Aim of the task
All of the listing below must be repeated word for word. Pictures are the only thing to omit.

Records provided
________________________

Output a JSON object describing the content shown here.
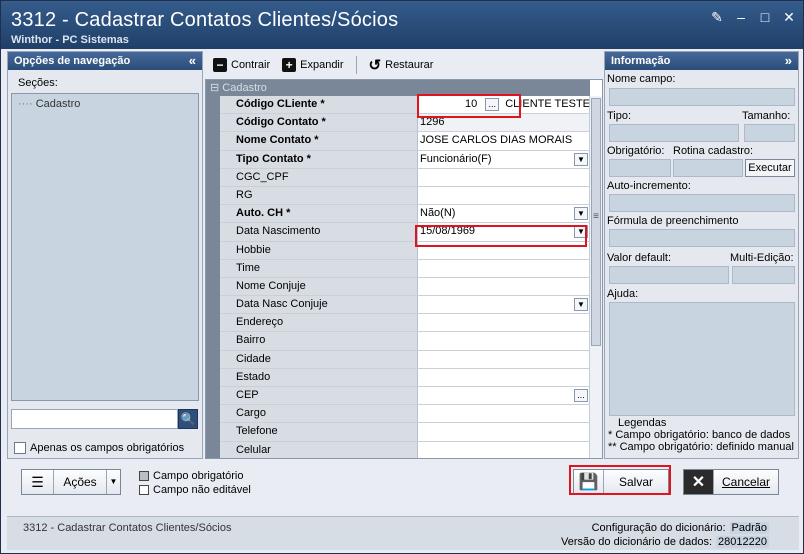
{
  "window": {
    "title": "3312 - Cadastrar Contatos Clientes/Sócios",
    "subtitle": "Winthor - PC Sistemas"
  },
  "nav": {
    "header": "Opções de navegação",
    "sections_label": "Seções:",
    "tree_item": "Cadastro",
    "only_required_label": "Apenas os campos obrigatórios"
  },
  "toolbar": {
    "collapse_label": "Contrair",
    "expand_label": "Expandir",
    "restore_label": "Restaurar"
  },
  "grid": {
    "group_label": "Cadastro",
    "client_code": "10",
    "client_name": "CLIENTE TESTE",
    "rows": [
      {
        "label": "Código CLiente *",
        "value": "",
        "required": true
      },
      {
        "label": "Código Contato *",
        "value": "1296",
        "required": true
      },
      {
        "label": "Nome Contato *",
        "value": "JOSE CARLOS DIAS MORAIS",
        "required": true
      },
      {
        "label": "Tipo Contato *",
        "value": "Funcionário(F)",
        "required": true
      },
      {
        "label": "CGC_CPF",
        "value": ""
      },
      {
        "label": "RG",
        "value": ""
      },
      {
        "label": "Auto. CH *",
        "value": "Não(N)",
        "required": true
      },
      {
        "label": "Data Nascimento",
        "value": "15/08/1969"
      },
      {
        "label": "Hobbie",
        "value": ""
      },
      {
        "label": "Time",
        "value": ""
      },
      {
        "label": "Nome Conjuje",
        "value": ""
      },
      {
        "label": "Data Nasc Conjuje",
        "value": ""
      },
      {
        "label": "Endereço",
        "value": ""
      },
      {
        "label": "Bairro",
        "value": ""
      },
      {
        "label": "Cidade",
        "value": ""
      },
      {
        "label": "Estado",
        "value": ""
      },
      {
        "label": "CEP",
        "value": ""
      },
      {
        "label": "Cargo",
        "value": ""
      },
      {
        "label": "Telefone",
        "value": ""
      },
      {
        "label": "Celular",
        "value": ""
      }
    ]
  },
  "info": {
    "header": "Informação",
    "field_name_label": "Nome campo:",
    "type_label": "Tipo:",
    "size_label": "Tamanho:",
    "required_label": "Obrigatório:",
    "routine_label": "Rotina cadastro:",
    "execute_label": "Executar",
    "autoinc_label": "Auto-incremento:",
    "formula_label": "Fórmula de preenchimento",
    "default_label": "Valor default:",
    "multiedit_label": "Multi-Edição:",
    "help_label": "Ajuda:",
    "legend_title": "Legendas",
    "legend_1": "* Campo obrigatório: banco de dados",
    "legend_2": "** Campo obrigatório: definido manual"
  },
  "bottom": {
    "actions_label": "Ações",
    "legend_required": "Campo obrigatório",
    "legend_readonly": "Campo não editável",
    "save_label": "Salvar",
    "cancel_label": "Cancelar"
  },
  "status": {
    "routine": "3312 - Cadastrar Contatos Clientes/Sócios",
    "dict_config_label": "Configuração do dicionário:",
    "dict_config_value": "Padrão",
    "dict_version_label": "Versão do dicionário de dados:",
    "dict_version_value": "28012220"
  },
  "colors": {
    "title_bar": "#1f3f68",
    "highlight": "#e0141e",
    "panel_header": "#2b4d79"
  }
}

________________________

Answer in full
Output a JSON object describing the content shown here.
{
  "window": {
    "title": "3312 - Cadastrar Contatos Clientes/Sócios",
    "subtitle": "Winthor - PC Sistemas"
  },
  "nav": {
    "header": "Opções de navegação",
    "sections_label": "Seções:",
    "tree_item": "Cadastro",
    "only_required_label": "Apenas os campos obrigatórios"
  },
  "toolbar": {
    "collapse_label": "Contrair",
    "expand_label": "Expandir",
    "restore_label": "Restaurar"
  },
  "grid": {
    "group_label": "Cadastro",
    "client_code": "10",
    "client_name": "CLIENTE TESTE",
    "rows": [
      {
        "label": "Código CLiente *",
        "value": "",
        "required": true
      },
      {
        "label": "Código Contato *",
        "value": "1296",
        "required": true
      },
      {
        "label": "Nome Contato *",
        "value": "JOSE CARLOS DIAS MORAIS",
        "required": true
      },
      {
        "label": "Tipo Contato *",
        "value": "Funcionário(F)",
        "required": true
      },
      {
        "label": "CGC_CPF",
        "value": ""
      },
      {
        "label": "RG",
        "value": ""
      },
      {
        "label": "Auto. CH *",
        "value": "Não(N)",
        "required": true
      },
      {
        "label": "Data Nascimento",
        "value": "15/08/1969"
      },
      {
        "label": "Hobbie",
        "value": ""
      },
      {
        "label": "Time",
        "value": ""
      },
      {
        "label": "Nome Conjuje",
        "value": ""
      },
      {
        "label": "Data Nasc Conjuje",
        "value": ""
      },
      {
        "label": "Endereço",
        "value": ""
      },
      {
        "label": "Bairro",
        "value": ""
      },
      {
        "label": "Cidade",
        "value": ""
      },
      {
        "label": "Estado",
        "value": ""
      },
      {
        "label": "CEP",
        "value": ""
      },
      {
        "label": "Cargo",
        "value": ""
      },
      {
        "label": "Telefone",
        "value": ""
      },
      {
        "label": "Celular",
        "value": ""
      }
    ]
  },
  "info": {
    "header": "Informação",
    "field_name_label": "Nome campo:",
    "type_label": "Tipo:",
    "size_label": "Tamanho:",
    "required_label": "Obrigatório:",
    "routine_label": "Rotina cadastro:",
    "execute_label": "Executar",
    "autoinc_label": "Auto-incremento:",
    "formula_label": "Fórmula de preenchimento",
    "default_label": "Valor default:",
    "multiedit_label": "Multi-Edição:",
    "help_label": "Ajuda:",
    "legend_title": "Legendas",
    "legend_1": "* Campo obrigatório: banco de dados",
    "legend_2": "** Campo obrigatório: definido manual"
  },
  "bottom": {
    "actions_label": "Ações",
    "legend_required": "Campo obrigatório",
    "legend_readonly": "Campo não editável",
    "save_label": "Salvar",
    "cancel_label": "Cancelar"
  },
  "status": {
    "routine": "3312 - Cadastrar Contatos Clientes/Sócios",
    "dict_config_label": "Configuração do dicionário:",
    "dict_config_value": "Padrão",
    "dict_version_label": "Versão do dicionário de dados:",
    "dict_version_value": "28012220"
  },
  "colors": {
    "title_bar": "#1f3f68",
    "highlight": "#e0141e",
    "panel_header": "#2b4d79"
  }
}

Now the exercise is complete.